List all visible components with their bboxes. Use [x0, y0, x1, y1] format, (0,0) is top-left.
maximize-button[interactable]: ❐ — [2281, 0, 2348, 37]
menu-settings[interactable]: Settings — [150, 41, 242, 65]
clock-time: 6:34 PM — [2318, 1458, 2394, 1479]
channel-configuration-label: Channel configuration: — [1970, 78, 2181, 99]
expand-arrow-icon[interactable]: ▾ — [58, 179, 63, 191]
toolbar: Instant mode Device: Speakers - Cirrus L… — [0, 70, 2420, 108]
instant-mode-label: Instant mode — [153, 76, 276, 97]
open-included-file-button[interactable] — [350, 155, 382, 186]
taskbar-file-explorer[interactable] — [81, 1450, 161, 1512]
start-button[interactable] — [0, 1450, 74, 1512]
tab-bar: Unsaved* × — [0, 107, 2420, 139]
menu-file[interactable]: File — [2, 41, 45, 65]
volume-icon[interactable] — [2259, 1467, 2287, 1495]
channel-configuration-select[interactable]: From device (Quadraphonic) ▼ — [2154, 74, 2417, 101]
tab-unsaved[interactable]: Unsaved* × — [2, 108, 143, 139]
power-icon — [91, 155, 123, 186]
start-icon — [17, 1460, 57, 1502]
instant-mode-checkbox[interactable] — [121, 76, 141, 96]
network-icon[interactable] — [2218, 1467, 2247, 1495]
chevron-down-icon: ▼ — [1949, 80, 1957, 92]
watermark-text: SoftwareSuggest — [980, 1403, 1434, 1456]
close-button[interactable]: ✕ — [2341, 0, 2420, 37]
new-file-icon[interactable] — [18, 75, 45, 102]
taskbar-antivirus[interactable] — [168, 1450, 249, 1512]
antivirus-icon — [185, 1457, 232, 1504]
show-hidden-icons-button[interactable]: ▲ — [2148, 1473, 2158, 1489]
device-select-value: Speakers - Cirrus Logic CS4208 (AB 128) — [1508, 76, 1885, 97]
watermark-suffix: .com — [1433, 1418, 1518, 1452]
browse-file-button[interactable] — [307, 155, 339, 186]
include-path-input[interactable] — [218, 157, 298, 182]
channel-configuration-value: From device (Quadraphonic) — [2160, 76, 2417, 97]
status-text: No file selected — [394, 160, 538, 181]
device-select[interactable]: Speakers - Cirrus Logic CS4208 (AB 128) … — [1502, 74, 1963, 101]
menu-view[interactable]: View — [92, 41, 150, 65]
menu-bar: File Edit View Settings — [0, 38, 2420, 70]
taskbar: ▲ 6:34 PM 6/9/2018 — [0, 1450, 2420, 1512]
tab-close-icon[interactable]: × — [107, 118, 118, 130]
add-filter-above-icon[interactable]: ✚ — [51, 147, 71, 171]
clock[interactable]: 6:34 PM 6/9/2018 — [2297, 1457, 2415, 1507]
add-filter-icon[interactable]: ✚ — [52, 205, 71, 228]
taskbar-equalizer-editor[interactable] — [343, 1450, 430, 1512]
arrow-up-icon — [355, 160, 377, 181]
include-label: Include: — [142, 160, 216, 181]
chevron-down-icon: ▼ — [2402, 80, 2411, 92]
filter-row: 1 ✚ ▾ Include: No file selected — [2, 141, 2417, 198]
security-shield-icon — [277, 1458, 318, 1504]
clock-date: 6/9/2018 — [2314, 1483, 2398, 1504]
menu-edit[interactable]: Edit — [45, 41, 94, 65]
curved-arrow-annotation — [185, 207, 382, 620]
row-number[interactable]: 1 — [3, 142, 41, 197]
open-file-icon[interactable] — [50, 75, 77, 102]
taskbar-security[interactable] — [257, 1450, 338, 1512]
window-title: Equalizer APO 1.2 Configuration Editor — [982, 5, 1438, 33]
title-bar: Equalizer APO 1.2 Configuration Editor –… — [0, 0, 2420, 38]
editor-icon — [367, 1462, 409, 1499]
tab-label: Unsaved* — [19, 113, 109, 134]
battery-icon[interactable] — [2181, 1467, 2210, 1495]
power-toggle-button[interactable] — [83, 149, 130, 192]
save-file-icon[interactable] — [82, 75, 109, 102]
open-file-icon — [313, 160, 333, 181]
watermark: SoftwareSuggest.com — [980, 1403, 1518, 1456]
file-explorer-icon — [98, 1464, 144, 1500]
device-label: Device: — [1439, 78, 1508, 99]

==============================

The response should consist of every record, written out exactly as given.

List all visible components with their bboxes. Use [x0, y0, x1, y1] format, (0,0) is top-left.
maximize-button[interactable]: ❐ — [2281, 0, 2348, 37]
menu-settings[interactable]: Settings — [150, 41, 242, 65]
clock-time: 6:34 PM — [2318, 1458, 2394, 1479]
channel-configuration-label: Channel configuration: — [1970, 78, 2181, 99]
expand-arrow-icon[interactable]: ▾ — [58, 179, 63, 191]
toolbar: Instant mode Device: Speakers - Cirrus L… — [0, 70, 2420, 108]
instant-mode-label: Instant mode — [153, 76, 276, 97]
open-included-file-button[interactable] — [350, 155, 382, 186]
taskbar-file-explorer[interactable] — [81, 1450, 161, 1512]
start-button[interactable] — [0, 1450, 74, 1512]
tab-bar: Unsaved* × — [0, 107, 2420, 139]
menu-file[interactable]: File — [2, 41, 45, 65]
volume-icon[interactable] — [2259, 1467, 2287, 1495]
channel-configuration-select[interactable]: From device (Quadraphonic) ▼ — [2154, 74, 2417, 101]
tab-unsaved[interactable]: Unsaved* × — [2, 108, 143, 139]
power-icon — [91, 155, 123, 186]
start-icon — [17, 1460, 57, 1502]
instant-mode-checkbox[interactable] — [121, 76, 141, 96]
network-icon[interactable] — [2218, 1467, 2247, 1495]
chevron-down-icon: ▼ — [1949, 80, 1957, 92]
watermark-text: SoftwareSuggest — [980, 1403, 1434, 1456]
close-button[interactable]: ✕ — [2341, 0, 2420, 37]
new-file-icon[interactable] — [18, 75, 45, 102]
taskbar-antivirus[interactable] — [168, 1450, 249, 1512]
antivirus-icon — [185, 1457, 232, 1504]
show-hidden-icons-button[interactable]: ▲ — [2148, 1473, 2158, 1489]
device-select-value: Speakers - Cirrus Logic CS4208 (AB 128) — [1508, 76, 1885, 97]
watermark-suffix: .com — [1433, 1418, 1518, 1452]
browse-file-button[interactable] — [307, 155, 339, 186]
include-path-input[interactable] — [218, 157, 298, 182]
channel-configuration-value: From device (Quadraphonic) — [2160, 76, 2417, 97]
status-text: No file selected — [394, 160, 538, 181]
device-select[interactable]: Speakers - Cirrus Logic CS4208 (AB 128) … — [1502, 74, 1963, 101]
menu-view[interactable]: View — [92, 41, 150, 65]
menu-bar: File Edit View Settings — [0, 38, 2420, 70]
taskbar: ▲ 6:34 PM 6/9/2018 — [0, 1450, 2420, 1512]
tab-close-icon[interactable]: × — [107, 118, 118, 130]
add-filter-above-icon[interactable]: ✚ — [51, 147, 71, 171]
clock[interactable]: 6:34 PM 6/9/2018 — [2297, 1457, 2415, 1507]
add-filter-icon[interactable]: ✚ — [52, 205, 71, 228]
taskbar-equalizer-editor[interactable] — [343, 1450, 430, 1512]
arrow-up-icon — [355, 160, 377, 181]
include-label: Include: — [142, 160, 216, 181]
chevron-down-icon: ▼ — [2402, 80, 2411, 92]
filter-row: 1 ✚ ▾ Include: No file selected — [2, 141, 2417, 198]
security-shield-icon — [277, 1458, 318, 1504]
clock-date: 6/9/2018 — [2314, 1483, 2398, 1504]
menu-edit[interactable]: Edit — [45, 41, 94, 65]
curved-arrow-annotation — [185, 207, 382, 620]
row-number[interactable]: 1 — [3, 142, 41, 197]
open-file-icon[interactable] — [50, 75, 77, 102]
taskbar-security[interactable] — [257, 1450, 338, 1512]
window-title: Equalizer APO 1.2 Configuration Editor — [982, 5, 1438, 33]
title-bar: Equalizer APO 1.2 Configuration Editor –… — [0, 0, 2420, 38]
editor-icon — [367, 1462, 409, 1499]
tab-label: Unsaved* — [19, 113, 109, 134]
battery-icon[interactable] — [2181, 1467, 2210, 1495]
power-toggle-button[interactable] — [83, 149, 130, 192]
save-file-icon[interactable] — [82, 75, 109, 102]
open-file-icon — [313, 160, 333, 181]
watermark: SoftwareSuggest.com — [980, 1403, 1518, 1456]
file-explorer-icon — [98, 1464, 144, 1500]
device-label: Device: — [1439, 78, 1508, 99]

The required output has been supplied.